Extract to read section start

Some men with risk factors never develop prostate cancer, while some men without apparent risk factors develop the disease. The prostate cancer incidence is higher for African-American men than for any other racial or ethnic group, and conversely, Asian/Pacific Islanders have relatively low rates of prostate cancer.

3. Which of the following is a sign of prostate cancer?
  • Fever
  • Weight gain
  • Pain or burning when urinating
  • All of the above

The answer is c.

Symptoms linked to prostate cancer are frequent urination; inability to urinate; painful or burning urination; blood in the urine or semen; pain in the lower pelvic area; difficulty having an erection or having a painful ejaculation; frequent pain or stiffness in the lower back, hips, or upper thighs; and/or weight loss.

A man who has these symptoms should see a physician immediately. Any of these symptoms could be caused by prostate cancer or by a benign condition, such as an infection or BPH (benign prostatic hyperplasia, a condition where the prostate becomes enlarged).

4. Screening for prostate cancer includes:
  • A blood test called PSA
  • A stool test
  • An X-ray
  • All of the above

The answer is a.

Screening for prostate cancer usually includes two tests, a blood test for PSA (prostate-specific antigen) and a digital rectal exam (DRE). A PSA test is sent to the lab to measure for levels of PSA in the blood, which usually is elevated in men with prostate cancer (but, sometimes elevated in BPH or infection as well). The DRE is a test in which a physician inserts a lubricated, gloved finger into the rectum and feels the prostate through the rectal wall.

5. When a screening test for prostate cancer indicates a concern, further testing may include:
  • Transrectal ultrasound (TRUS)
  • Computed tomography (CT scan)
  • Biopsy
  • All of the above

The answer is d.

Testing for prostate cancer may include transrectal ultrasound (TRUS uses sound waves to create an image to visually inspect for abnormal conditions) or computed tomography (CT scan uses a combination of x-rays and computer technology to produce cross-sectional images).

When any of these tests indicate that cancer may be present, a biopsy will be required. A biopsy is a procedure in which tissue samples are removed surgically from the prostate gland to determine if cancer cells are present.

Extract to read section end
Information given section start

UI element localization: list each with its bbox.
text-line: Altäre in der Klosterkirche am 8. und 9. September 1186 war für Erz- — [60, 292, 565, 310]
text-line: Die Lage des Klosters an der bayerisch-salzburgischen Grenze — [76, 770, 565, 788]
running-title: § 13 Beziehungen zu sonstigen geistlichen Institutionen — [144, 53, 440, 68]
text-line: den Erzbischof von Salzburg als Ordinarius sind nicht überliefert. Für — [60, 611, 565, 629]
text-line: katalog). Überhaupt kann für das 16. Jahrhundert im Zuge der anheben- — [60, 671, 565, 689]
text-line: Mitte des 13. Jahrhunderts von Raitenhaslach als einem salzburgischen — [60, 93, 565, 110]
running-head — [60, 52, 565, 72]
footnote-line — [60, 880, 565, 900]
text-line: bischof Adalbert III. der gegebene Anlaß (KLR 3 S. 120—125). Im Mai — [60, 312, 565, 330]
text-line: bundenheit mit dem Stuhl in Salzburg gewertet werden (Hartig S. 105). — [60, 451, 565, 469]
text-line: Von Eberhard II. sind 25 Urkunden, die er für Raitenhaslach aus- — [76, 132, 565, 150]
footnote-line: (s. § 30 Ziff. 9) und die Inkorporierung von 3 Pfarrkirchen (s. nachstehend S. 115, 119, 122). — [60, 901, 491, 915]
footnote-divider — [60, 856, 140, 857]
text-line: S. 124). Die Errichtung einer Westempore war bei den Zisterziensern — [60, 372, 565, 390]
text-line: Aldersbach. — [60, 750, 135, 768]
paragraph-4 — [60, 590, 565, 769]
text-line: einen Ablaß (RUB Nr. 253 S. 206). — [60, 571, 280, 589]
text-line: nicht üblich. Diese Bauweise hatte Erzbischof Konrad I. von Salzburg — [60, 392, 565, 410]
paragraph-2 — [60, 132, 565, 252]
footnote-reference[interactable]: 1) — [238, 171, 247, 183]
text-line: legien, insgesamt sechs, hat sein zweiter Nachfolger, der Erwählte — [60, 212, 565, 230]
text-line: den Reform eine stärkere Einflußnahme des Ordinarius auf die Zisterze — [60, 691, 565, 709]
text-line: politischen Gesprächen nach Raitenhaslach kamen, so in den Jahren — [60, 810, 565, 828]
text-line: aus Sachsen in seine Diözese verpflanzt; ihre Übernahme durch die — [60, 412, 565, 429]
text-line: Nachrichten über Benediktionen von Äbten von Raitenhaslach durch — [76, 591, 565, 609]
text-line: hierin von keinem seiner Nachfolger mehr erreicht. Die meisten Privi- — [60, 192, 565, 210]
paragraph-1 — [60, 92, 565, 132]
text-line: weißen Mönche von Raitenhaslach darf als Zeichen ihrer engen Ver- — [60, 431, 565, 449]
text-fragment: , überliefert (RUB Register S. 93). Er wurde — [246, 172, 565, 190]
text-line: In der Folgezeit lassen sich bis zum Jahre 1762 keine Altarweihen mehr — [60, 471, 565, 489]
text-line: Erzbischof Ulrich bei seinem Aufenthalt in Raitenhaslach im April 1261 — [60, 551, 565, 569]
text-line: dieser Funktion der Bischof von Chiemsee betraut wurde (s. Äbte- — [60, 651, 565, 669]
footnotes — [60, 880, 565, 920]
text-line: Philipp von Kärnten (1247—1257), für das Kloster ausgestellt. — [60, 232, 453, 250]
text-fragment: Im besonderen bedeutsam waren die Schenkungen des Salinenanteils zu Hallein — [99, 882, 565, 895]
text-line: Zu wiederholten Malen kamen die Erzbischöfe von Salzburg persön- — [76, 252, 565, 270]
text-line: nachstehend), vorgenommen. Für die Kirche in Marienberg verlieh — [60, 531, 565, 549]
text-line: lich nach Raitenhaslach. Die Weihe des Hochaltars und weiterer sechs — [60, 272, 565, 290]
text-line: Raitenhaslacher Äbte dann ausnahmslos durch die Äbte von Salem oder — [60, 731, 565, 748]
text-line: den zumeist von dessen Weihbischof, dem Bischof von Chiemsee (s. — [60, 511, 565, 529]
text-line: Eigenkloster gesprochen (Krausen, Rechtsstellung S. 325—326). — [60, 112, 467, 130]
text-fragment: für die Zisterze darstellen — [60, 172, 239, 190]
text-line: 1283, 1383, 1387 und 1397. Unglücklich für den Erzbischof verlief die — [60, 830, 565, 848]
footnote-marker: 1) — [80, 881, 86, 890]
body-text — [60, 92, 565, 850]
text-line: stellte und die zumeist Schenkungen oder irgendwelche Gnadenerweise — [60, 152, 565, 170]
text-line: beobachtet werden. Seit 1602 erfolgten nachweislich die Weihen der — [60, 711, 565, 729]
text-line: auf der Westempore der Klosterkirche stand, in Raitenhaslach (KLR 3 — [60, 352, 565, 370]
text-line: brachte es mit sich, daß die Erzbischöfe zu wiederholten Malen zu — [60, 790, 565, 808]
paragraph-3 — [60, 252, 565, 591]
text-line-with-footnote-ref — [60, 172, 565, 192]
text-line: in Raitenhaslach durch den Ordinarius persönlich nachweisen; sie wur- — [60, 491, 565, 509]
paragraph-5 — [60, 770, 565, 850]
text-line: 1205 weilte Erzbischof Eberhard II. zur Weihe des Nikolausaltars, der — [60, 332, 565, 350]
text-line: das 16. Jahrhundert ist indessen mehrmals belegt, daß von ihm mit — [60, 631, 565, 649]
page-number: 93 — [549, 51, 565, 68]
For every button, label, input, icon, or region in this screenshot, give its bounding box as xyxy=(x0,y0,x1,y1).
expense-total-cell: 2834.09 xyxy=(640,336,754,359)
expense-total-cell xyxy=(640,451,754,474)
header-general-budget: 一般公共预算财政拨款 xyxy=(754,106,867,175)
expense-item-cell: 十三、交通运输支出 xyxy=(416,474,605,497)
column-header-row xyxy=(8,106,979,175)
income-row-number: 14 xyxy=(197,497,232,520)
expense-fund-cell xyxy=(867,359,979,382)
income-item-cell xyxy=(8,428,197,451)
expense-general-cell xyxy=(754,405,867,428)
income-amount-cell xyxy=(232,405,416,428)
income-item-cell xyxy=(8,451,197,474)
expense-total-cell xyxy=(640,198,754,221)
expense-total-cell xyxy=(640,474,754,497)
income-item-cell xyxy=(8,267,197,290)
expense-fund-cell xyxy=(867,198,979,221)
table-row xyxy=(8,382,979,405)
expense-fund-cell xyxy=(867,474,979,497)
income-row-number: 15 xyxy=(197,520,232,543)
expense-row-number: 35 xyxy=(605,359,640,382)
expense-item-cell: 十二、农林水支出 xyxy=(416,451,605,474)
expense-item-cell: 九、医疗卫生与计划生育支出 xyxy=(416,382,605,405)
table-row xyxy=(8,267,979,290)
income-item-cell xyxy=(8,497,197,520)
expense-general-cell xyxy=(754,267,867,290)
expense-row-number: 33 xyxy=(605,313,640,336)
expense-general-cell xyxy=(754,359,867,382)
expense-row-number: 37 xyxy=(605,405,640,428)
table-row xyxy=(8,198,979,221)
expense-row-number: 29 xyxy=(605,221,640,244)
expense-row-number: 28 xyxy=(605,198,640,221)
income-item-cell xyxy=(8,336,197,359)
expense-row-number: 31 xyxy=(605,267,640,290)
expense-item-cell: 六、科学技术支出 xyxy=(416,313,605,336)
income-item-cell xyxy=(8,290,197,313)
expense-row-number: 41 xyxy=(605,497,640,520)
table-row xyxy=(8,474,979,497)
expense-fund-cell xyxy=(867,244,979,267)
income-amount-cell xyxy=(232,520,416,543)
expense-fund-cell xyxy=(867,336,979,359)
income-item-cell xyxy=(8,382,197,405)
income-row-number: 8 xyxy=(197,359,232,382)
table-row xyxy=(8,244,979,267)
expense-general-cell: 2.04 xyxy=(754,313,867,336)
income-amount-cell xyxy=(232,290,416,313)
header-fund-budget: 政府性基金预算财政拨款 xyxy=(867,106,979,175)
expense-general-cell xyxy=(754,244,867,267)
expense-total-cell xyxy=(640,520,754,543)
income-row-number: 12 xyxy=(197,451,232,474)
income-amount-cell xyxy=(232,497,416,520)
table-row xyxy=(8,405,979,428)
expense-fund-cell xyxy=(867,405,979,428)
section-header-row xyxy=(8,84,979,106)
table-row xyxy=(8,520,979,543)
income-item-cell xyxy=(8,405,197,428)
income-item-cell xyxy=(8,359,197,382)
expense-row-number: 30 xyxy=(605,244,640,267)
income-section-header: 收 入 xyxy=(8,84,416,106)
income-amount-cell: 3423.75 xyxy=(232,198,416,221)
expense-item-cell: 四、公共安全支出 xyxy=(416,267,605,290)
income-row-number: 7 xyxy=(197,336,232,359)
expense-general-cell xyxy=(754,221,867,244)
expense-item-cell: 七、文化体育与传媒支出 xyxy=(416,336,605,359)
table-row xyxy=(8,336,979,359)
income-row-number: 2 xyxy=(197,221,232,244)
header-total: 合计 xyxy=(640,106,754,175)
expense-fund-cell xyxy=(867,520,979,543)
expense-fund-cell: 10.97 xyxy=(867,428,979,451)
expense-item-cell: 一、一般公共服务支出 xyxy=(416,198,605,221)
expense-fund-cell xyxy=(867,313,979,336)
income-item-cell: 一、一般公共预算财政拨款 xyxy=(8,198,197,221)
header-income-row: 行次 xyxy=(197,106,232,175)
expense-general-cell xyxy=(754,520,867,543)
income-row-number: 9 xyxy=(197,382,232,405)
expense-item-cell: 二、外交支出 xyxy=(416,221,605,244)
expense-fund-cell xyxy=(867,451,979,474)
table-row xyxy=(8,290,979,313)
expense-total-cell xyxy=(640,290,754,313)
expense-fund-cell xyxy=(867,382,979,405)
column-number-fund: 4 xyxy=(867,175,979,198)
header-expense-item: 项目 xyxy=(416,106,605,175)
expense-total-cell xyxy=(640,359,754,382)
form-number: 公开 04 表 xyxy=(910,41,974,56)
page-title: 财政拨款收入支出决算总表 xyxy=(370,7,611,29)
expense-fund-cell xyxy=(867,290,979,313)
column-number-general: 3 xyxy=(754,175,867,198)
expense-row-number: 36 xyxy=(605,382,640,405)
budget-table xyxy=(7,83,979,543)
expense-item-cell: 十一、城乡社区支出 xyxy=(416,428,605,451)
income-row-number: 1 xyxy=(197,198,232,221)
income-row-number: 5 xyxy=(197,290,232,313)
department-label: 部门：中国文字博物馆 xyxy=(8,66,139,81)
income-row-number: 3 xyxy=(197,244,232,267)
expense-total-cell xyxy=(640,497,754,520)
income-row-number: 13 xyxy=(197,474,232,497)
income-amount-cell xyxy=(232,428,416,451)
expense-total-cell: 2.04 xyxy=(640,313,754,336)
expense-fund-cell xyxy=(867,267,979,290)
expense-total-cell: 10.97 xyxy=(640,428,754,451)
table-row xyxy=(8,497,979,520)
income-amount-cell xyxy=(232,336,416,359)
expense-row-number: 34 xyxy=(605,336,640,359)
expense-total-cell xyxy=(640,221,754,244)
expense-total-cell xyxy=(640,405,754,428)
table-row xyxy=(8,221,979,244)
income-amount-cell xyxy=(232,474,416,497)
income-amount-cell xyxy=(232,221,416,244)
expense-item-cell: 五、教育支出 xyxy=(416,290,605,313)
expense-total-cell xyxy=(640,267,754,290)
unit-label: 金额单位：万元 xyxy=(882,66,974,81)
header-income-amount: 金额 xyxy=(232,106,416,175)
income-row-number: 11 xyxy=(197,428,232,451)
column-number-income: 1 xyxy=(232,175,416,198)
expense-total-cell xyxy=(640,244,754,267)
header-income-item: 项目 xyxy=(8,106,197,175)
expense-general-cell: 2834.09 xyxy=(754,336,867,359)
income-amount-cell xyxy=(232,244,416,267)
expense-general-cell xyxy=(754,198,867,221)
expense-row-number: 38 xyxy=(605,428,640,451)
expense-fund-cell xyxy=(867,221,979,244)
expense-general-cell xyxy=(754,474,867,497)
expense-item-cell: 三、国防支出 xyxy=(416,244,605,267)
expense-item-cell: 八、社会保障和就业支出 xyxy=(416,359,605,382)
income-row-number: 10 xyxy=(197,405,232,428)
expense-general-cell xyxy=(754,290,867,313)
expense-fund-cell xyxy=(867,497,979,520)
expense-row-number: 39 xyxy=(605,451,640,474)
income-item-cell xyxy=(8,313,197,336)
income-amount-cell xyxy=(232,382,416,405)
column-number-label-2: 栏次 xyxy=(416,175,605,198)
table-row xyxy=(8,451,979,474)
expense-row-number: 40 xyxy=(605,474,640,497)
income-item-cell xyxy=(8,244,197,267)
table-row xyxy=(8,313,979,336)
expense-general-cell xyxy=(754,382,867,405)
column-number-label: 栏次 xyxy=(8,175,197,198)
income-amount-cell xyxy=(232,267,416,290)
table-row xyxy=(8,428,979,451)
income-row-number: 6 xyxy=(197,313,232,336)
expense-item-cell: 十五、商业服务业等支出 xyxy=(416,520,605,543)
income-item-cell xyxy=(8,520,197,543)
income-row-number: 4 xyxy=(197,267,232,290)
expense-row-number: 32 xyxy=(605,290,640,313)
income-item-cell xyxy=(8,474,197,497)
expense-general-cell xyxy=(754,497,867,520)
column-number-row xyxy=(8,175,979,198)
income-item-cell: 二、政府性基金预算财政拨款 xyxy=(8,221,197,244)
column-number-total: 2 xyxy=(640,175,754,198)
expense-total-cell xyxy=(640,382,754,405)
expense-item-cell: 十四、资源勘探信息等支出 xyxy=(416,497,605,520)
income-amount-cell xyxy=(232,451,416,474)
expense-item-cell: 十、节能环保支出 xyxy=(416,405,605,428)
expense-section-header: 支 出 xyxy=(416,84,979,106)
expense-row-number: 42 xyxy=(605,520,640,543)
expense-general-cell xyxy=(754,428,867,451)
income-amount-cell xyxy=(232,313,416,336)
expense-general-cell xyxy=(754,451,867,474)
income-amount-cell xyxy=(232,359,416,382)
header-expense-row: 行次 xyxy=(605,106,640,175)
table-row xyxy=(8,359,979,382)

Information given section end

Pick up the prostate cancer quiz after its last sentence and keep writing. These items have nothing to do with the prostate cancer quiz.

6. Health experts say that current information on prostate cancer risk factors suggest that some cases may be prevented. New emphasis for preventing prostate cancer is placed on:
  • Diet
  • Vitamin supplementation
  • Exercise
  • All of the above

The answer is d.

Research continues to add valuable information to the understanding of prostate cancer. Health experts are looking for new ways to prevent prostate cancer, but they are not in agreement on the risks for developing the disease. The American Cancer Society recommends that men eat a diet high in plant sources (tomatoes, pink grapefruit, and watermelon) and low in red meat (high-fat and processed). A study at the National Cancer Institute is looking at selenium and Vitamin E supplementation as a prevention measure. And, because obesity is a risk factor, experts recommend exercise to lower the risk of prostate cancer.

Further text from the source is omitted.